### WHAT IS NEEDED
Give every line from the entries that contains "source".
--- START EXERCISE MATERIAL ---
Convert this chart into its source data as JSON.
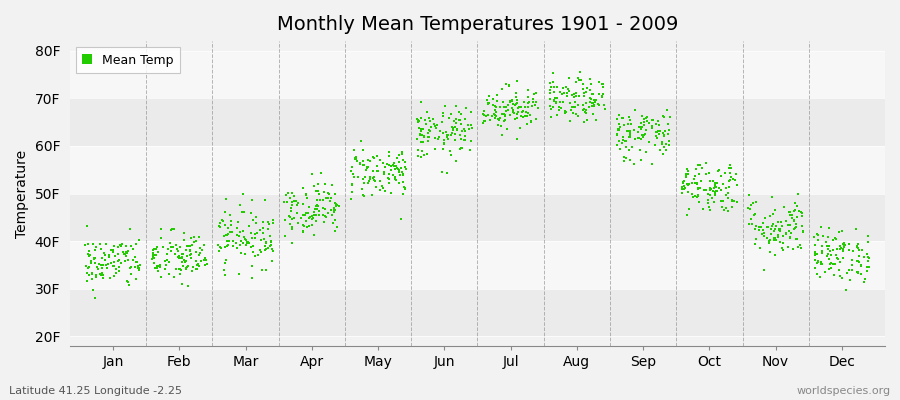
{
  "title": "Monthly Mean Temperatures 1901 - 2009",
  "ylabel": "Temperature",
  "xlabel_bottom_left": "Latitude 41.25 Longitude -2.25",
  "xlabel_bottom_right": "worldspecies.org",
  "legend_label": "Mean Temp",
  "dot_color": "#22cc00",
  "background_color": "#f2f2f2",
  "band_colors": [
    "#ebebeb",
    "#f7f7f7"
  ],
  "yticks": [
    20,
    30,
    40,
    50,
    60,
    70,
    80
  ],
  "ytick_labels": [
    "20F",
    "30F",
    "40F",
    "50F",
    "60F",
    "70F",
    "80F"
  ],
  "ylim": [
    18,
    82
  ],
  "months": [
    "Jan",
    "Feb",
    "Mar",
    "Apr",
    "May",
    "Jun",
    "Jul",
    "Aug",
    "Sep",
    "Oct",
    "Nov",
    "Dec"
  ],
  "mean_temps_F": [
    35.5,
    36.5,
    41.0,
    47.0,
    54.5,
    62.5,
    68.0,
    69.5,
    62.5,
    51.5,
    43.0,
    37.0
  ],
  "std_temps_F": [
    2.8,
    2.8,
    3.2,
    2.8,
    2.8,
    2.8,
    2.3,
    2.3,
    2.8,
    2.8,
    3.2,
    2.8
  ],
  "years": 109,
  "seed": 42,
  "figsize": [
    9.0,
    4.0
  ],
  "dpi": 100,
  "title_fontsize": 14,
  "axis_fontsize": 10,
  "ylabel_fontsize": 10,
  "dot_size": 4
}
--- END EXERCISE MATERIAL ---
--- START EXERCISE MATERIAL ---
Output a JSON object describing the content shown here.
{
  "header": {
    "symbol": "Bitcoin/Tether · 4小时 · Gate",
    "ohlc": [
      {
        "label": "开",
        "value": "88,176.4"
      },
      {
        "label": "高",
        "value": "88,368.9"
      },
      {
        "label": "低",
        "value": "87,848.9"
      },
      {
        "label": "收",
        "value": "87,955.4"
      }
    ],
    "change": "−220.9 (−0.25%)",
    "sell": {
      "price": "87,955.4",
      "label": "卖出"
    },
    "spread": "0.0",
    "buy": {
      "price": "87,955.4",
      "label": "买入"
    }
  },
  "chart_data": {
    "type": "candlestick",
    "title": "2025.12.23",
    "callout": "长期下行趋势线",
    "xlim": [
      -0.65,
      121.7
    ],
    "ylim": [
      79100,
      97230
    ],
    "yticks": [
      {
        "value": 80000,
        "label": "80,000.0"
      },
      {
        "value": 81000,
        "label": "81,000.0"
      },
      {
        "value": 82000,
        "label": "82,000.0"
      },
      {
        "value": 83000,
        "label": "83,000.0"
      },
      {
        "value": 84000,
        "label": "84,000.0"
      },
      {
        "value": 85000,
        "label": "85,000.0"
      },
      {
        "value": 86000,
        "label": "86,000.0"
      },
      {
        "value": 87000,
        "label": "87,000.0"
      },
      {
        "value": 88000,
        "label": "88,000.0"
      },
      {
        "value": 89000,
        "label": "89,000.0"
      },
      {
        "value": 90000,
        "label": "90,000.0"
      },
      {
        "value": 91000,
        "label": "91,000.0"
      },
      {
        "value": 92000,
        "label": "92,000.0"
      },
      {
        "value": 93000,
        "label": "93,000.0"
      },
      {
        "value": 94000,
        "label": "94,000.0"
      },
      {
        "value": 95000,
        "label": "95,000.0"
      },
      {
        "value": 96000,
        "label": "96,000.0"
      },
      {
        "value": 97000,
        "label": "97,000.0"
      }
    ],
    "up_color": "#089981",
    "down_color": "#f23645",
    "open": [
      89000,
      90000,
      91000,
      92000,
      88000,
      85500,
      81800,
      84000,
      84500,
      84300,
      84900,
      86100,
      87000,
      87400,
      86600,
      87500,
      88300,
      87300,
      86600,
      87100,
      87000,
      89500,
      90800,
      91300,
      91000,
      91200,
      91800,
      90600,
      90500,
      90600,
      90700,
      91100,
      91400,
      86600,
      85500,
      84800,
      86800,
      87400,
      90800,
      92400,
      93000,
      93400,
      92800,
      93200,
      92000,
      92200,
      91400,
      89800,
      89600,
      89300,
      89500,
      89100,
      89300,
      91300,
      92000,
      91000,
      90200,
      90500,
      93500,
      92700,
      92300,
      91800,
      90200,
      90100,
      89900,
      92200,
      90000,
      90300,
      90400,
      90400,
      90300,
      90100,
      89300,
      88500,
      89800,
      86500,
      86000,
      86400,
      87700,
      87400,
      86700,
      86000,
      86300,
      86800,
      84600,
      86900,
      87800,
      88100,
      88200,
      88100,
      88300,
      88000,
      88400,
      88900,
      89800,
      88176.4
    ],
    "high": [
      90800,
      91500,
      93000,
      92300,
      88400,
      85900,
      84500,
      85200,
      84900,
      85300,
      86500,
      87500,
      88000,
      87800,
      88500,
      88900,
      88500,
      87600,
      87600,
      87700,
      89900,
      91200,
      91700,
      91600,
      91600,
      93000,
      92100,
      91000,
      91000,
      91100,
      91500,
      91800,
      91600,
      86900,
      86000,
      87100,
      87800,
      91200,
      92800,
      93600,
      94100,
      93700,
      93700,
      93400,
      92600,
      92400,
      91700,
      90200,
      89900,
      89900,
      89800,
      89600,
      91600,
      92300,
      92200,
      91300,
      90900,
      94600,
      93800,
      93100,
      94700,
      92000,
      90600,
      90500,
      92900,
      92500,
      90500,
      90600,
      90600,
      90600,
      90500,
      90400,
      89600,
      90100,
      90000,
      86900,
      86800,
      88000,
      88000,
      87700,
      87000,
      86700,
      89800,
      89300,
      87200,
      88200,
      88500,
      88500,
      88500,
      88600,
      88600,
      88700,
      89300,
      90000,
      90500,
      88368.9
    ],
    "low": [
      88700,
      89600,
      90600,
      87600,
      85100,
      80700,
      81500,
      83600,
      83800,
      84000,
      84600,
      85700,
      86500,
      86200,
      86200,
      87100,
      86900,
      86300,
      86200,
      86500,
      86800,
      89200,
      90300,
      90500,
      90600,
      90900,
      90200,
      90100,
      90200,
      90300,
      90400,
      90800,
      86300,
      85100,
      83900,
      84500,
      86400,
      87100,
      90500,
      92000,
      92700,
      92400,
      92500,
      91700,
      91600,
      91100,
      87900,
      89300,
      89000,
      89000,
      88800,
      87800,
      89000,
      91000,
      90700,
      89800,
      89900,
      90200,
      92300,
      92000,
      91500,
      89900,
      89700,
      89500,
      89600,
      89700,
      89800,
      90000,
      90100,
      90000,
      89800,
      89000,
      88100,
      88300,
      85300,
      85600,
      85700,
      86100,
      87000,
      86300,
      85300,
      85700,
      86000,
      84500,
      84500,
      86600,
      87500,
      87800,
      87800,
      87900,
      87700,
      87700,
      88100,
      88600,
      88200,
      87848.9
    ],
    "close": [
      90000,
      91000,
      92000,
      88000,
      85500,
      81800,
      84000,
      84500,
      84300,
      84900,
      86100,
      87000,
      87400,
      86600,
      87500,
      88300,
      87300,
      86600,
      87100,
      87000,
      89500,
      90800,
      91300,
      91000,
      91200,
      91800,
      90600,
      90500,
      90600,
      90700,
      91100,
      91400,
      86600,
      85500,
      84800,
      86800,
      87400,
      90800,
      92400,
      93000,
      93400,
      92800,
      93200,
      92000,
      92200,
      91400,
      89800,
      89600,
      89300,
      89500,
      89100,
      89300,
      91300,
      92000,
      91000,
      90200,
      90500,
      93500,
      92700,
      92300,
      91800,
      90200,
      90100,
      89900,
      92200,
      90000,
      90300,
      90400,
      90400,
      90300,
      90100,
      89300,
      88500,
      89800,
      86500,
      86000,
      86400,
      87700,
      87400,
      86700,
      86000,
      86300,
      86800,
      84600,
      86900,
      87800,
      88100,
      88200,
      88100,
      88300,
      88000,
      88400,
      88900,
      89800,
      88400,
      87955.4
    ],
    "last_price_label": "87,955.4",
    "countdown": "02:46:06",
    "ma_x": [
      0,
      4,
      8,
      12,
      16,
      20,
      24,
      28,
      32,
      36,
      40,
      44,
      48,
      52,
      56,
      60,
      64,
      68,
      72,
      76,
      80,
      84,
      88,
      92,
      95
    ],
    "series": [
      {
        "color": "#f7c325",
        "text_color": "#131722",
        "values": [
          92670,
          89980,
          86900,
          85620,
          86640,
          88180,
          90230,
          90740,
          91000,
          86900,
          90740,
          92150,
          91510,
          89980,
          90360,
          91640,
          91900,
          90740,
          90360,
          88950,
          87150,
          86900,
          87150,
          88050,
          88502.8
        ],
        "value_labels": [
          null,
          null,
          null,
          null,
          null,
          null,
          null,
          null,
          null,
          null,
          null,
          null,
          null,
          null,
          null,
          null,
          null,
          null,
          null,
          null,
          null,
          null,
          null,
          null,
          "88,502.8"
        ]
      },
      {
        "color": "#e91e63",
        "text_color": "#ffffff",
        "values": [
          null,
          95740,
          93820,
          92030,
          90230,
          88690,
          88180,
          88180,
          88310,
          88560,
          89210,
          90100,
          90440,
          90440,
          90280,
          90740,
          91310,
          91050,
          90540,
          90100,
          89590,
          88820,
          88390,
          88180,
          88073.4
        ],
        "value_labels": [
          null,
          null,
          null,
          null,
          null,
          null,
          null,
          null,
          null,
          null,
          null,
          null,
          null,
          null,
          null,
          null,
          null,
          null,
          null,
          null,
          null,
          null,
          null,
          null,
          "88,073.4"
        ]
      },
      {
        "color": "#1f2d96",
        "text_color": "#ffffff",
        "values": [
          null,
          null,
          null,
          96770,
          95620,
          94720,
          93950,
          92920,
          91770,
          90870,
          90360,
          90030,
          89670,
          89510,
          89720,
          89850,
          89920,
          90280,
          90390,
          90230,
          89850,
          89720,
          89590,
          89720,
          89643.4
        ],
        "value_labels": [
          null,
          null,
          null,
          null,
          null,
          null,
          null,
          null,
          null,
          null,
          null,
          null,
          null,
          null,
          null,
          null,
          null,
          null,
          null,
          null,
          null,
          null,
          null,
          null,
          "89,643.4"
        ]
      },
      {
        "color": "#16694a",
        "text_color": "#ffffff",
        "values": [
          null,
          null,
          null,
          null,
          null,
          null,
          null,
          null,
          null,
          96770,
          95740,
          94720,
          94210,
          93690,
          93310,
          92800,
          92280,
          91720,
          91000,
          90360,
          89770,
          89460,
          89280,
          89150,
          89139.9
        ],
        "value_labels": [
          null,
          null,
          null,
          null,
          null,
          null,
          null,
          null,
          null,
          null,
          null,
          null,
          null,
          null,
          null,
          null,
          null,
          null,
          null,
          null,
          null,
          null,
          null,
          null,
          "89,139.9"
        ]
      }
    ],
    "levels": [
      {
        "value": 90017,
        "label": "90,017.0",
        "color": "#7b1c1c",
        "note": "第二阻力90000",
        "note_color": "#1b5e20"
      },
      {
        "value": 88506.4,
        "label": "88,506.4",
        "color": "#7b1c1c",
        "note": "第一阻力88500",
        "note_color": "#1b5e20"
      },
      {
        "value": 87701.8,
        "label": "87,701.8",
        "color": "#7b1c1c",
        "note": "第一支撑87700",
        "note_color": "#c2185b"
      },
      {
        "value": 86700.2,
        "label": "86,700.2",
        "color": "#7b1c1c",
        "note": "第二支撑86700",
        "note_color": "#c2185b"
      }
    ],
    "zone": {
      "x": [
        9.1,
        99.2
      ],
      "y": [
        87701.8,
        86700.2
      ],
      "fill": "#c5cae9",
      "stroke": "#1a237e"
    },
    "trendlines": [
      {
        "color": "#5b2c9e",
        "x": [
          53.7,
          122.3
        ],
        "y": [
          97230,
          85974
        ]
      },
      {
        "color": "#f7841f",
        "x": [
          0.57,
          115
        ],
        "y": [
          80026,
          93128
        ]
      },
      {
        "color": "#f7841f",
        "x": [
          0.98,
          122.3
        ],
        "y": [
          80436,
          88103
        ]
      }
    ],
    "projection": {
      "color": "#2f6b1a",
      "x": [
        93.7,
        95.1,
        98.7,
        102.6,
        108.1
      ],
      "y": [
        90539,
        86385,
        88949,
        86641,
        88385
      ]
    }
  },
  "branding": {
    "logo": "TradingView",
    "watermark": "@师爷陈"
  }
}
--- END EXERCISE MATERIAL ---
--- START EXERCISE MATERIAL ---
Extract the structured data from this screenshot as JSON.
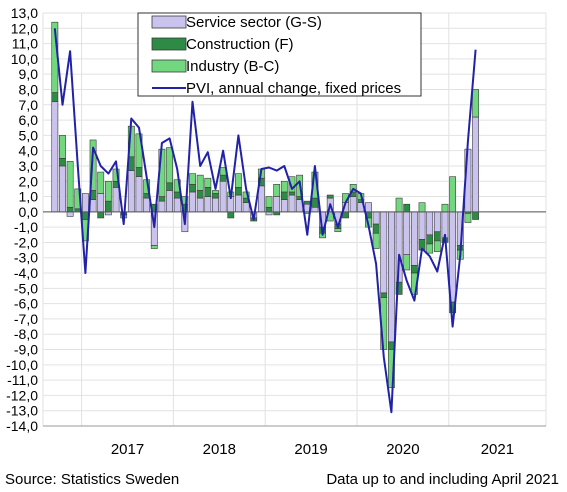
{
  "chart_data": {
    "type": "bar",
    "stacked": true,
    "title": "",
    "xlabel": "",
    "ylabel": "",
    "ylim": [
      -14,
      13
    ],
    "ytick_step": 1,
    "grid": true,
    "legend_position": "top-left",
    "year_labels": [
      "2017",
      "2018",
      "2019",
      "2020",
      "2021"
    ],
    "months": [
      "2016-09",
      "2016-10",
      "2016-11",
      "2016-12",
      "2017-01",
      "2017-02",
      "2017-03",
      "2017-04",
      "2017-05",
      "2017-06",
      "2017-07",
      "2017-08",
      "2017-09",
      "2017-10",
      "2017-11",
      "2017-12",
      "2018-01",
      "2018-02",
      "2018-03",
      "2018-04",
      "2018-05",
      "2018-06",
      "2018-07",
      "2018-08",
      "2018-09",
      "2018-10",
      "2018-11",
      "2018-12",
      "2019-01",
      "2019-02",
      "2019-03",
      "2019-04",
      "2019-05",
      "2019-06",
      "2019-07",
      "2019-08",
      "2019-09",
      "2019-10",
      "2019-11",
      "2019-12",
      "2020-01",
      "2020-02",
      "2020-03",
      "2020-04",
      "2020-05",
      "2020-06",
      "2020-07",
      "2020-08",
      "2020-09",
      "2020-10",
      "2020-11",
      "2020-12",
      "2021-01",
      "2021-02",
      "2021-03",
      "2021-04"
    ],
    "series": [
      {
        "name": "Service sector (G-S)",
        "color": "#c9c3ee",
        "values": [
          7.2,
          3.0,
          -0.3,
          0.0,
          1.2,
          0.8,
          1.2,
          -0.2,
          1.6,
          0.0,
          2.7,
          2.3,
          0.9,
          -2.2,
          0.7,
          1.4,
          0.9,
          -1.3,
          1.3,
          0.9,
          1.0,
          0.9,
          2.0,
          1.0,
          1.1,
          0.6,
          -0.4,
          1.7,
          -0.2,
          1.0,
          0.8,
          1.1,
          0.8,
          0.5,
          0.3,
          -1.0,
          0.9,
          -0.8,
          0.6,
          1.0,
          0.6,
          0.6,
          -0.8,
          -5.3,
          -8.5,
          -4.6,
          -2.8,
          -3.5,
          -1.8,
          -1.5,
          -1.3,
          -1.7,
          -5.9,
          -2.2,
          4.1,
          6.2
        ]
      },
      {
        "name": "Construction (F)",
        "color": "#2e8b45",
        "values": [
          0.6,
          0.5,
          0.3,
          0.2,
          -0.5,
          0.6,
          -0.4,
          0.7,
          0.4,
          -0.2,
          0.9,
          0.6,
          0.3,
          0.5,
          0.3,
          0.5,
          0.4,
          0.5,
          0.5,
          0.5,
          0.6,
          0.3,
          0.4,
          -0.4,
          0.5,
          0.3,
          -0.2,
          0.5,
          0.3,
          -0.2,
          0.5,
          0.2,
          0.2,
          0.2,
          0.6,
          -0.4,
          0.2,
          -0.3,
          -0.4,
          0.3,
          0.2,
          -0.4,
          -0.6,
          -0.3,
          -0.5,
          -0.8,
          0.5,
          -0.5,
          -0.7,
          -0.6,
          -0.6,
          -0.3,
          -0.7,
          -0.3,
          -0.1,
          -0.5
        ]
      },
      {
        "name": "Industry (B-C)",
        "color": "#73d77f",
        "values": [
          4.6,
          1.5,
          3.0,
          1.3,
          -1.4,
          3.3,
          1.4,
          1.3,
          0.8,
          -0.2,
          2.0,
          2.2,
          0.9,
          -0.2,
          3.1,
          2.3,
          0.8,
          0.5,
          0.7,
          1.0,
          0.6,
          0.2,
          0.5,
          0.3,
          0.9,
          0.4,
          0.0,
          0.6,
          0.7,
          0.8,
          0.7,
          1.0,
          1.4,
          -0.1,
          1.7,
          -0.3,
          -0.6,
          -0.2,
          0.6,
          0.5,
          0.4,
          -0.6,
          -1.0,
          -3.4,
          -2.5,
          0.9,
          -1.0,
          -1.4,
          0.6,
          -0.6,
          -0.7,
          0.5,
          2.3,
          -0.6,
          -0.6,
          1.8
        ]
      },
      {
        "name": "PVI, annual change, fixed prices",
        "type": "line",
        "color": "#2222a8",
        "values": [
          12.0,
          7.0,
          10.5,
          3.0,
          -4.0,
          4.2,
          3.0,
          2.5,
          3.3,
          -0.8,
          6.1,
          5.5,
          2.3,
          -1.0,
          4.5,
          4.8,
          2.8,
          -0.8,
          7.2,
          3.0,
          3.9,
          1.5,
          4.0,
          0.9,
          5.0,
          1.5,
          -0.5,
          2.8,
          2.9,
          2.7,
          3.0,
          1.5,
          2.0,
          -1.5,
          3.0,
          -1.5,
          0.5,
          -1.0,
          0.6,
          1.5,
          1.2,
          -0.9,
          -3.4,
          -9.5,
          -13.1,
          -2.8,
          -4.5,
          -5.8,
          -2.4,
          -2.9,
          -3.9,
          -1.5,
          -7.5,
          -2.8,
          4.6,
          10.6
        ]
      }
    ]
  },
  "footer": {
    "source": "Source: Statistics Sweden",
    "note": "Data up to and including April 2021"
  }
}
--- END EXERCISE MATERIAL ---
### SOLUTION TO THE PROBLEM
Convert this chart into its source data as JSON.
    "source": "Source: Statistics Sweden",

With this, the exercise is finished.